PROMPT: Extract every record, exactly as written, and ignore the pictures.

EXTRACTED RECORDS:
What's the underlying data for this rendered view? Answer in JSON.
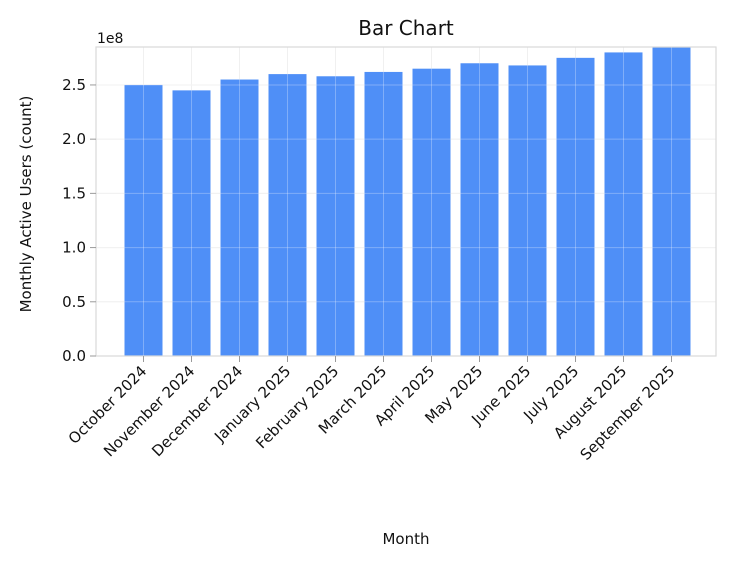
{
  "chart_data": {
    "type": "bar",
    "title": "Bar Chart",
    "xlabel": "Month",
    "ylabel": "Monthly Active Users (count)",
    "y_offset_label": "1e8",
    "categories": [
      "October 2024",
      "November 2024",
      "December 2024",
      "January 2025",
      "February 2025",
      "March 2025",
      "April 2025",
      "May 2025",
      "June 2025",
      "July 2025",
      "August 2025",
      "September 2025"
    ],
    "values": [
      250000000,
      245000000,
      255000000,
      260000000,
      258000000,
      262000000,
      265000000,
      270000000,
      268000000,
      275000000,
      280000000,
      285000000
    ],
    "ylim": [
      0,
      285000000
    ],
    "yticks": [
      0,
      50000000,
      100000000,
      150000000,
      200000000,
      250000000
    ],
    "ytick_labels": [
      "0.0",
      "0.5",
      "1.0",
      "1.5",
      "2.0",
      "2.5"
    ],
    "grid": true,
    "bar_color": "#4f8ff7",
    "grid_color": "#ebebeb",
    "axis_color": "#d9d9d9"
  }
}
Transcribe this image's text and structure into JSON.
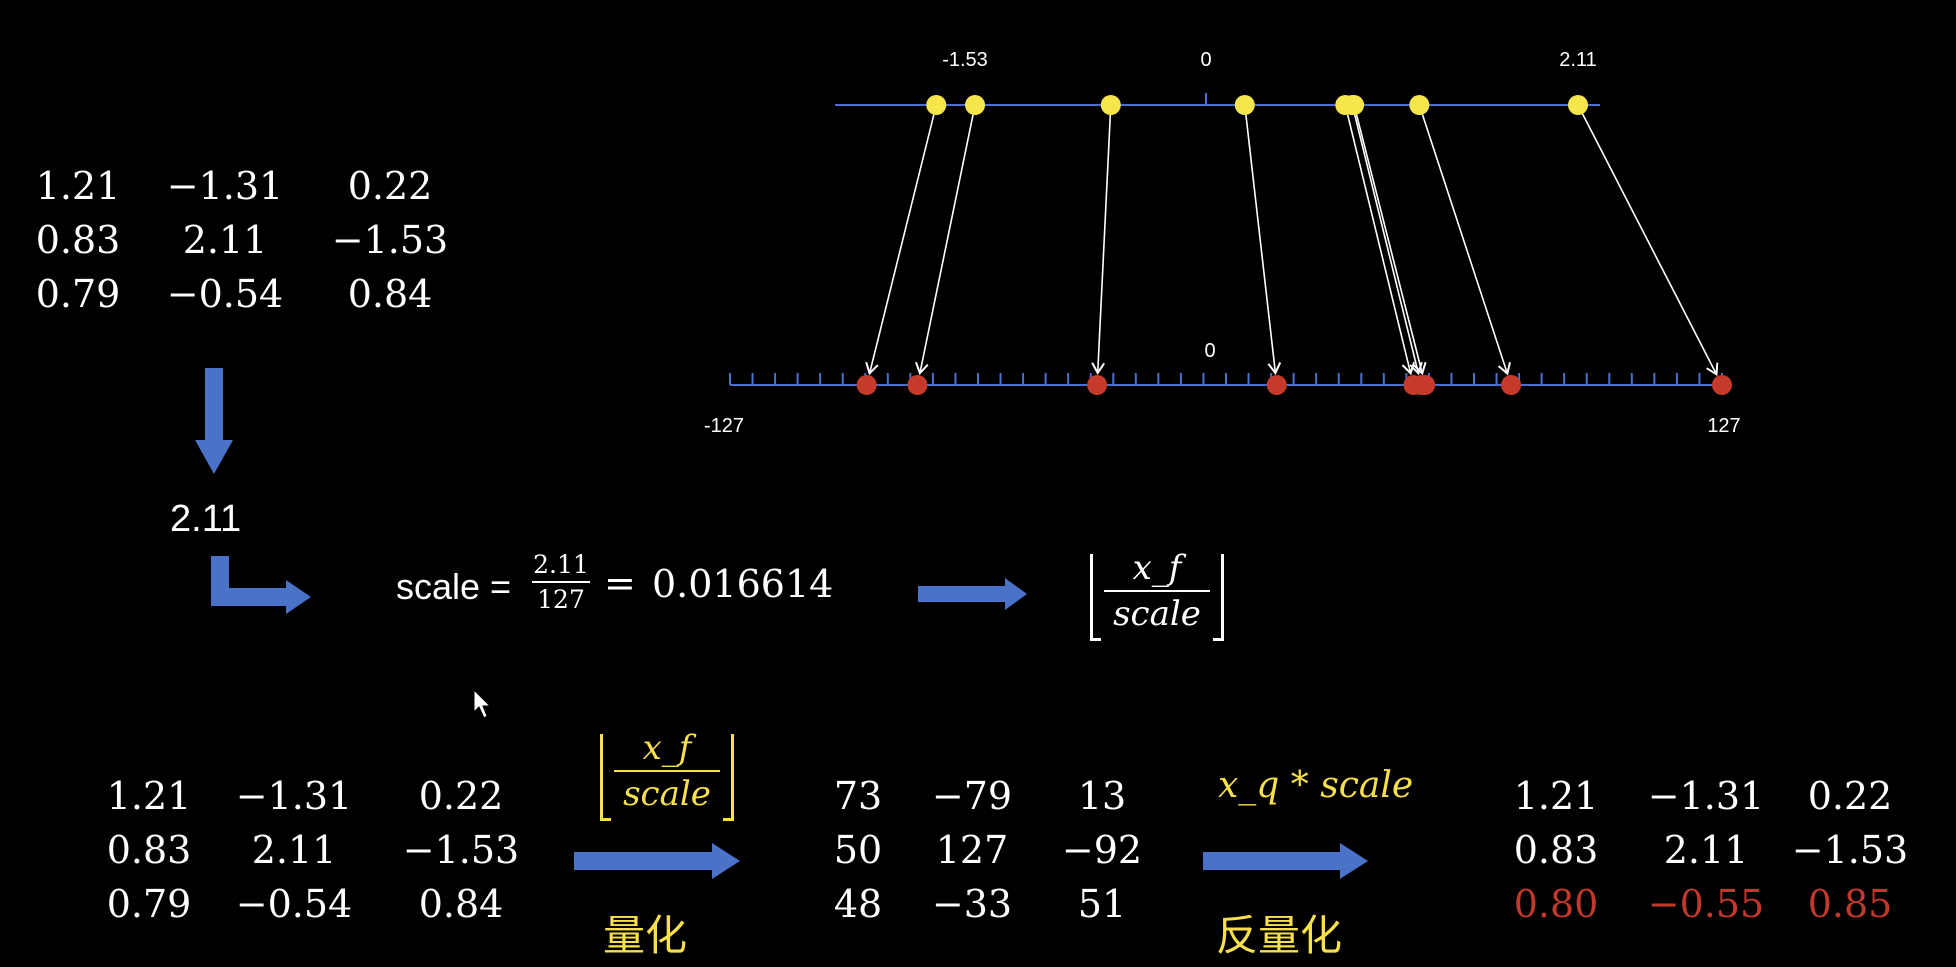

CORRECT OUTPUT:
What's the underlying data for this rendered view? Answer in JSON.
{
  "chart_data": {
    "type": "bar",
    "title": "Bar Chart",
    "xlabel": "Month",
    "ylabel": "Monthly Active Users (count)",
    "y_offset_label": "1e8",
    "categories": [
      "October 2024",
      "November 2024",
      "December 2024",
      "January 2025",
      "February 2025",
      "March 2025",
      "April 2025",
      "May 2025",
      "June 2025",
      "July 2025",
      "August 2025",
      "September 2025"
    ],
    "values": [
      250000000,
      245000000,
      255000000,
      260000000,
      258000000,
      262000000,
      265000000,
      270000000,
      268000000,
      275000000,
      280000000,
      285000000
    ],
    "ylim": [
      0,
      285000000
    ],
    "yticks": [
      0,
      50000000,
      100000000,
      150000000,
      200000000,
      250000000
    ],
    "ytick_labels": [
      "0.0",
      "0.5",
      "1.0",
      "1.5",
      "2.0",
      "2.5"
    ],
    "grid": true,
    "bar_color": "#4f8ff7",
    "grid_color": "#ebebeb",
    "axis_color": "#d9d9d9"
  }
}
Transcribe this image's text and structure into JSON.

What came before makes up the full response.